══ PROVIDED ENTRIES

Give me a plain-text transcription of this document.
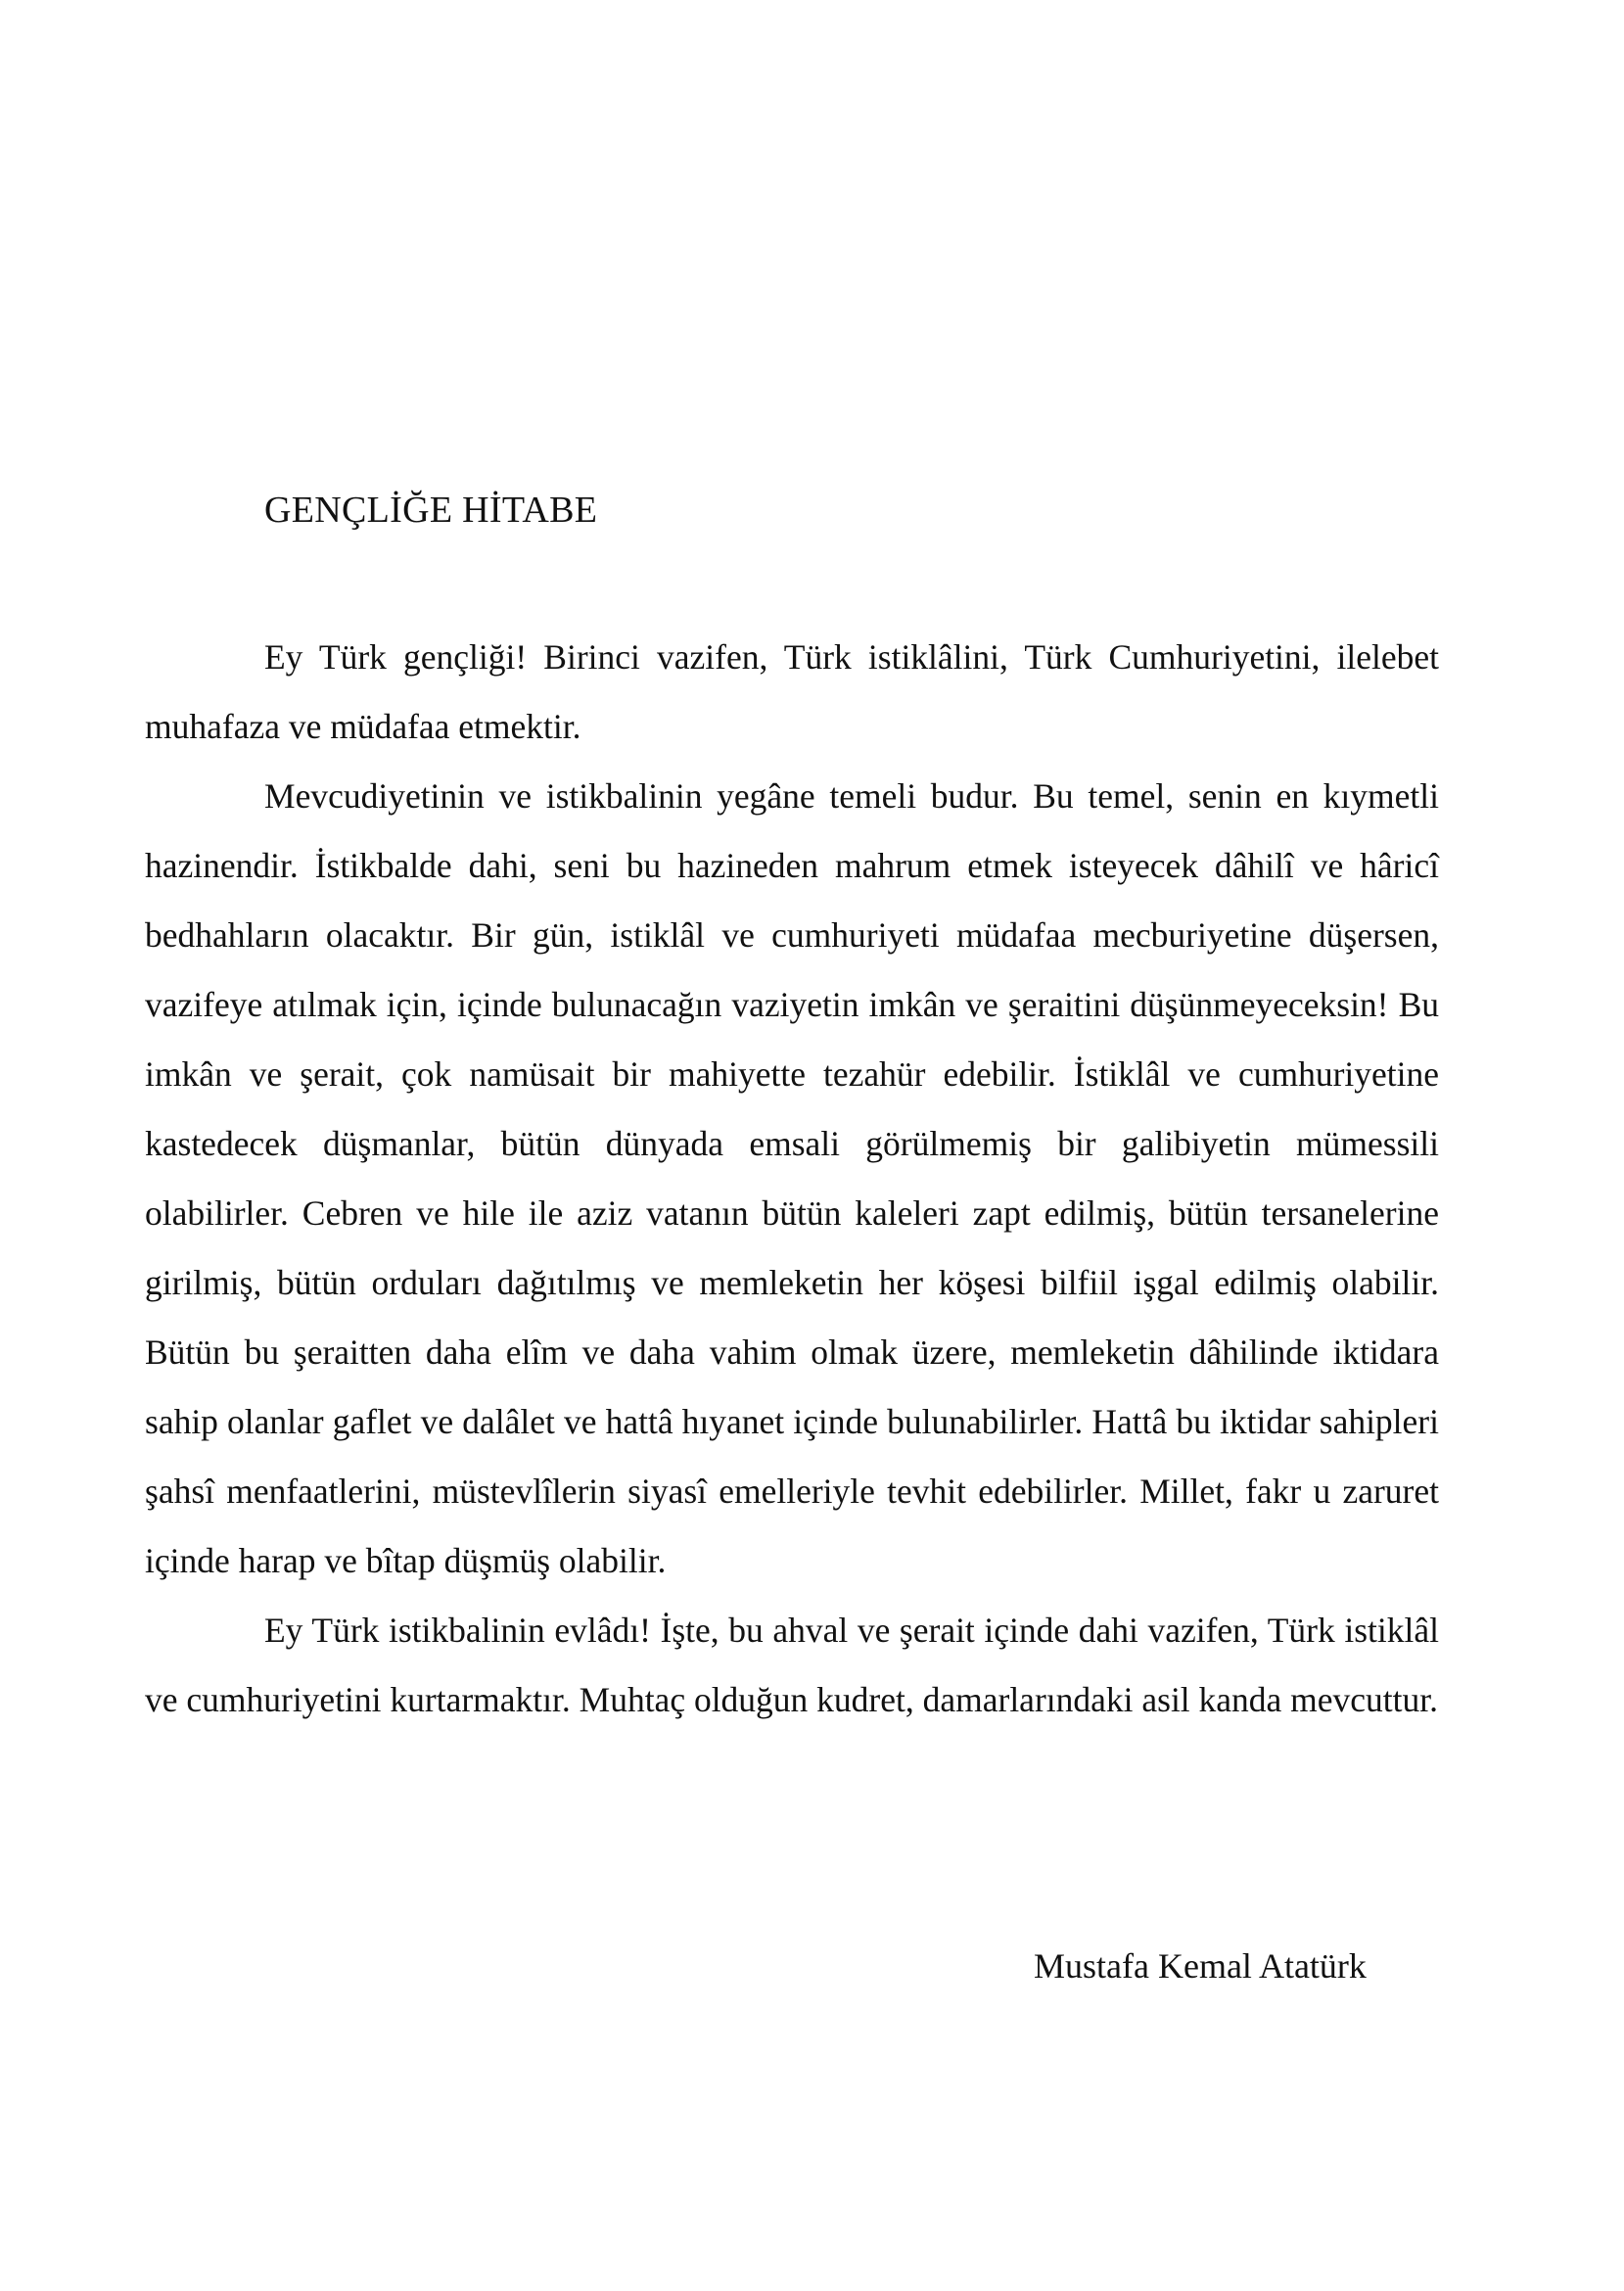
GENÇLİĞE HİTABE

Ey Türk gençliği! Birinci vazifen, Türk istiklâlini, Türk Cumhuriyetini, ilelebet muhafaza ve müdafaa etmektir.

Mevcudiyetinin ve istikbalinin yegâne temeli budur. Bu temel, senin en kıymetli hazinendir. İstikbalde dahi, seni bu hazineden mahrum etmek isteyecek dâhilî ve hâricî bedhahların olacaktır. Bir gün, istiklâl ve cumhuriyeti müdafaa mecburiyetine düşersen, vazifeye atılmak için, içinde bulunacağın vaziyetin imkân ve şeraitini düşünmeyeceksin! Bu imkân ve şerait, çok namüsait bir mahiyette tezahür edebilir. İstiklâl ve cumhuriyetine kastedecek düşmanlar, bütün dünyada emsali görülmemiş bir galibiyetin mümessili olabilirler. Cebren ve hile ile aziz vatanın bütün kaleleri zapt edilmiş, bütün tersanelerine girilmiş, bütün orduları dağıtılmış ve memleketin her köşesi bilfiil işgal edilmiş olabilir. Bütün bu şeraitten daha elîm ve daha vahim olmak üzere, memleketin dâhilinde iktidara sahip olanlar gaflet ve dalâlet ve hattâ hıyanet içinde bulunabilirler. Hattâ bu iktidar sahipleri şahsî menfaatlerini, müstevlîlerin siyasî emelleriyle tevhit edebilirler. Millet, fakr u zaruret içinde harap ve bîtap düşmüş olabilir.

Ey Türk istikbalinin evlâdı! İşte, bu ahval ve şerait içinde dahi vazifen, Türk istiklâl ve cumhuriyetini kurtarmaktır. Muhtaç olduğun kudret, damarlarındaki asil kanda mevcuttur.

Mustafa Kemal Atatürk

════

Omit the pictures. Output every record above word for word.

Give me a plain-text transcription of this document.
GENÇLİĞE HİTABE

Ey Türk gençliği! Birinci vazifen, Türk istiklâlini, Türk Cumhuriyetini, ilelebet muhafaza ve müdafaa etmektir.

Mevcudiyetinin ve istikbalinin yegâne temeli budur. Bu temel, senin en kıymetli hazinendir. İstikbalde dahi, seni bu hazineden mahrum etmek isteyecek dâhilî ve hâricî bedhahların olacaktır. Bir gün, istiklâl ve cumhuriyeti müdafaa mecburiyetine düşersen, vazifeye atılmak için, içinde bulunacağın vaziyetin imkân ve şeraitini düşünmeyeceksin! Bu imkân ve şerait, çok namüsait bir mahiyette tezahür edebilir. İstiklâl ve cumhuriyetine kastedecek düşmanlar, bütün dünyada emsali görülmemiş bir galibiyetin mümessili olabilirler. Cebren ve hile ile aziz vatanın bütün kaleleri zapt edilmiş, bütün tersanelerine girilmiş, bütün orduları dağıtılmış ve memleketin her köşesi bilfiil işgal edilmiş olabilir. Bütün bu şeraitten daha elîm ve daha vahim olmak üzere, memleketin dâhilinde iktidara sahip olanlar gaflet ve dalâlet ve hattâ hıyanet içinde bulunabilirler. Hattâ bu iktidar sahipleri şahsî menfaatlerini, müstevlîlerin siyasî emelleriyle tevhit edebilirler. Millet, fakr u zaruret içinde harap ve bîtap düşmüş olabilir.

Ey Türk istikbalinin evlâdı! İşte, bu ahval ve şerait içinde dahi vazifen, Türk istiklâl ve cumhuriyetini kurtarmaktır. Muhtaç olduğun kudret, damarlarındaki asil kanda mevcuttur.

Mustafa Kemal Atatürk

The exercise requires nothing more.